▸ What is expected
Output the material below in its entirety, exactly as given.

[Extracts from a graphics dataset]
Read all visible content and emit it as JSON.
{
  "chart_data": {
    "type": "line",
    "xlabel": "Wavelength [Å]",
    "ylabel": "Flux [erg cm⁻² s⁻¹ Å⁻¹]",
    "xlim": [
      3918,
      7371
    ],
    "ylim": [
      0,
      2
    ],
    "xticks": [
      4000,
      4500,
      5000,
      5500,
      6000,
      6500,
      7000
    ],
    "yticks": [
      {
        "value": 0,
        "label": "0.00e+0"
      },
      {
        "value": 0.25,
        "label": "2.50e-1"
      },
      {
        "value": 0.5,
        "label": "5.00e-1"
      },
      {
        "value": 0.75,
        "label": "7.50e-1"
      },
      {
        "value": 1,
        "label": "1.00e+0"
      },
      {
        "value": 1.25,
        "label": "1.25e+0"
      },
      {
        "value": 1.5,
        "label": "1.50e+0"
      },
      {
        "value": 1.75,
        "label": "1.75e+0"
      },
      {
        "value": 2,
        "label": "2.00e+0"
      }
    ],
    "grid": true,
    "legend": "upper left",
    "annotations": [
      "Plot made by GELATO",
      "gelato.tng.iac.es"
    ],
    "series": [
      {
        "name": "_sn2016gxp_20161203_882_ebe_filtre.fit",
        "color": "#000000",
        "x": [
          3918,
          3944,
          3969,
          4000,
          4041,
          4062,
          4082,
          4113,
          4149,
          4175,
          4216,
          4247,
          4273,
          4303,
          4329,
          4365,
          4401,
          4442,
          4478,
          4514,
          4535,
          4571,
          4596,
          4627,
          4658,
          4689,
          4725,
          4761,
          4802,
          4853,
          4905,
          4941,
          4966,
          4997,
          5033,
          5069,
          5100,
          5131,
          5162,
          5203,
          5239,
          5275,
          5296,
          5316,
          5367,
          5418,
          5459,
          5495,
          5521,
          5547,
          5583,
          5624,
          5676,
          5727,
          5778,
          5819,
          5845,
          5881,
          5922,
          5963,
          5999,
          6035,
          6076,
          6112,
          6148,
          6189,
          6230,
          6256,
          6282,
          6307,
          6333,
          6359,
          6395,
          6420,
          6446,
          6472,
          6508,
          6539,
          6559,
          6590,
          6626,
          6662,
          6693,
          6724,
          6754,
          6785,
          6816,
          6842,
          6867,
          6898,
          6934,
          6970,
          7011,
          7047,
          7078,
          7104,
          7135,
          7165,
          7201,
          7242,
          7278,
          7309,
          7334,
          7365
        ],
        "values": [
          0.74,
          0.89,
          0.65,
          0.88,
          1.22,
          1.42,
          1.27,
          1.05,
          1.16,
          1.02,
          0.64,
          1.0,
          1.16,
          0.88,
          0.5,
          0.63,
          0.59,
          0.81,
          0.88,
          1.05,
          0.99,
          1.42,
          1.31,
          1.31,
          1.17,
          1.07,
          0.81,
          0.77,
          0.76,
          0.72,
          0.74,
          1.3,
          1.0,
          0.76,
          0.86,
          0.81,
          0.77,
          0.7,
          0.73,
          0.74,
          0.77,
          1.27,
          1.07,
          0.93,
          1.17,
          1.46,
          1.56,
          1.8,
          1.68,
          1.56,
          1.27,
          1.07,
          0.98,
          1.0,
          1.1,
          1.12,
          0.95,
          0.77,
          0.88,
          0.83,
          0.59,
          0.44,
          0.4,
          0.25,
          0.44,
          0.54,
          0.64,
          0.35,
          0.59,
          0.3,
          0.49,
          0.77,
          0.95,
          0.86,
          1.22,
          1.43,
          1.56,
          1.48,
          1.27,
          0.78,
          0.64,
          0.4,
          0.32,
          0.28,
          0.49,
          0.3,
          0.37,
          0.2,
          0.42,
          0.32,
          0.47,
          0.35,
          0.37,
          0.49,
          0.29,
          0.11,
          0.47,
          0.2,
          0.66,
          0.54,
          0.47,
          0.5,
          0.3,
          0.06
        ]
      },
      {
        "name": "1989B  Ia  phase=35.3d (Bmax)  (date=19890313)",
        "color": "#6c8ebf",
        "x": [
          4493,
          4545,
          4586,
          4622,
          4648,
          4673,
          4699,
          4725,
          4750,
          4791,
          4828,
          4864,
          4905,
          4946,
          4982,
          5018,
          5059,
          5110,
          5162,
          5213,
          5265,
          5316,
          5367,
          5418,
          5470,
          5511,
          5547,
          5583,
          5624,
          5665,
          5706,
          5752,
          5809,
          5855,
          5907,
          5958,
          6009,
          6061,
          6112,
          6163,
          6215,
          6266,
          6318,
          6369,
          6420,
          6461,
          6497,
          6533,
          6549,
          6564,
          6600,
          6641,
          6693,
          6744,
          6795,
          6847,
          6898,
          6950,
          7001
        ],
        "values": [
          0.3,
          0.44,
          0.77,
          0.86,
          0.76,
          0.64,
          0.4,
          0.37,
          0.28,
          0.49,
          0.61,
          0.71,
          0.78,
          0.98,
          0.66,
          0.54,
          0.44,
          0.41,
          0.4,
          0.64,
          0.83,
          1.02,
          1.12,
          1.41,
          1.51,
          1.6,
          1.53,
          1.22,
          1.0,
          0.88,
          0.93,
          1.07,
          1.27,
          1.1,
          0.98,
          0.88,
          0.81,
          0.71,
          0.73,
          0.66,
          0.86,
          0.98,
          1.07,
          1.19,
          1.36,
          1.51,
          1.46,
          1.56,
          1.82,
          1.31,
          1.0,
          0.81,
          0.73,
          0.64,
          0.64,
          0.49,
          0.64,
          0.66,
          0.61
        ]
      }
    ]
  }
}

▸ Solution below
Read all visible content and emit it as JSON.
{
  "chart_data": {
    "type": "line",
    "xlabel": "Wavelength [Å]",
    "ylabel": "Flux [erg cm⁻² s⁻¹ Å⁻¹]",
    "xlim": [
      3918,
      7371
    ],
    "ylim": [
      0,
      2
    ],
    "xticks": [
      4000,
      4500,
      5000,
      5500,
      6000,
      6500,
      7000
    ],
    "yticks": [
      {
        "value": 0,
        "label": "0.00e+0"
      },
      {
        "value": 0.25,
        "label": "2.50e-1"
      },
      {
        "value": 0.5,
        "label": "5.00e-1"
      },
      {
        "value": 0.75,
        "label": "7.50e-1"
      },
      {
        "value": 1,
        "label": "1.00e+0"
      },
      {
        "value": 1.25,
        "label": "1.25e+0"
      },
      {
        "value": 1.5,
        "label": "1.50e+0"
      },
      {
        "value": 1.75,
        "label": "1.75e+0"
      },
      {
        "value": 2,
        "label": "2.00e+0"
      }
    ],
    "grid": true,
    "legend": "upper left",
    "annotations": [
      "Plot made by GELATO",
      "gelato.tng.iac.es"
    ],
    "series": [
      {
        "name": "_sn2016gxp_20161203_882_ebe_filtre.fit",
        "color": "#000000",
        "x": [
          3918,
          3944,
          3969,
          4000,
          4041,
          4062,
          4082,
          4113,
          4149,
          4175,
          4216,
          4247,
          4273,
          4303,
          4329,
          4365,
          4401,
          4442,
          4478,
          4514,
          4535,
          4571,
          4596,
          4627,
          4658,
          4689,
          4725,
          4761,
          4802,
          4853,
          4905,
          4941,
          4966,
          4997,
          5033,
          5069,
          5100,
          5131,
          5162,
          5203,
          5239,
          5275,
          5296,
          5316,
          5367,
          5418,
          5459,
          5495,
          5521,
          5547,
          5583,
          5624,
          5676,
          5727,
          5778,
          5819,
          5845,
          5881,
          5922,
          5963,
          5999,
          6035,
          6076,
          6112,
          6148,
          6189,
          6230,
          6256,
          6282,
          6307,
          6333,
          6359,
          6395,
          6420,
          6446,
          6472,
          6508,
          6539,
          6559,
          6590,
          6626,
          6662,
          6693,
          6724,
          6754,
          6785,
          6816,
          6842,
          6867,
          6898,
          6934,
          6970,
          7011,
          7047,
          7078,
          7104,
          7135,
          7165,
          7201,
          7242,
          7278,
          7309,
          7334,
          7365
        ],
        "values": [
          0.74,
          0.89,
          0.65,
          0.88,
          1.22,
          1.42,
          1.27,
          1.05,
          1.16,
          1.02,
          0.64,
          1.0,
          1.16,
          0.88,
          0.5,
          0.63,
          0.59,
          0.81,
          0.88,
          1.05,
          0.99,
          1.42,
          1.31,
          1.31,
          1.17,
          1.07,
          0.81,
          0.77,
          0.76,
          0.72,
          0.74,
          1.3,
          1.0,
          0.76,
          0.86,
          0.81,
          0.77,
          0.7,
          0.73,
          0.74,
          0.77,
          1.27,
          1.07,
          0.93,
          1.17,
          1.46,
          1.56,
          1.8,
          1.68,
          1.56,
          1.27,
          1.07,
          0.98,
          1.0,
          1.1,
          1.12,
          0.95,
          0.77,
          0.88,
          0.83,
          0.59,
          0.44,
          0.4,
          0.25,
          0.44,
          0.54,
          0.64,
          0.35,
          0.59,
          0.3,
          0.49,
          0.77,
          0.95,
          0.86,
          1.22,
          1.43,
          1.56,
          1.48,
          1.27,
          0.78,
          0.64,
          0.4,
          0.32,
          0.28,
          0.49,
          0.3,
          0.37,
          0.2,
          0.42,
          0.32,
          0.47,
          0.35,
          0.37,
          0.49,
          0.29,
          0.11,
          0.47,
          0.2,
          0.66,
          0.54,
          0.47,
          0.5,
          0.3,
          0.06
        ]
      },
      {
        "name": "1989B  Ia  phase=35.3d (Bmax)  (date=19890313)",
        "color": "#6c8ebf",
        "x": [
          4493,
          4545,
          4586,
          4622,
          4648,
          4673,
          4699,
          4725,
          4750,
          4791,
          4828,
          4864,
          4905,
          4946,
          4982,
          5018,
          5059,
          5110,
          5162,
          5213,
          5265,
          5316,
          5367,
          5418,
          5470,
          5511,
          5547,
          5583,
          5624,
          5665,
          5706,
          5752,
          5809,
          5855,
          5907,
          5958,
          6009,
          6061,
          6112,
          6163,
          6215,
          6266,
          6318,
          6369,
          6420,
          6461,
          6497,
          6533,
          6549,
          6564,
          6600,
          6641,
          6693,
          6744,
          6795,
          6847,
          6898,
          6950,
          7001
        ],
        "values": [
          0.3,
          0.44,
          0.77,
          0.86,
          0.76,
          0.64,
          0.4,
          0.37,
          0.28,
          0.49,
          0.61,
          0.71,
          0.78,
          0.98,
          0.66,
          0.54,
          0.44,
          0.41,
          0.4,
          0.64,
          0.83,
          1.02,
          1.12,
          1.41,
          1.51,
          1.6,
          1.53,
          1.22,
          1.0,
          0.88,
          0.93,
          1.07,
          1.27,
          1.1,
          0.98,
          0.88,
          0.81,
          0.71,
          0.73,
          0.66,
          0.86,
          0.98,
          1.07,
          1.19,
          1.36,
          1.51,
          1.46,
          1.56,
          1.82,
          1.31,
          1.0,
          0.81,
          0.73,
          0.64,
          0.64,
          0.49,
          0.64,
          0.66,
          0.61
        ]
      }
    ]
  }
}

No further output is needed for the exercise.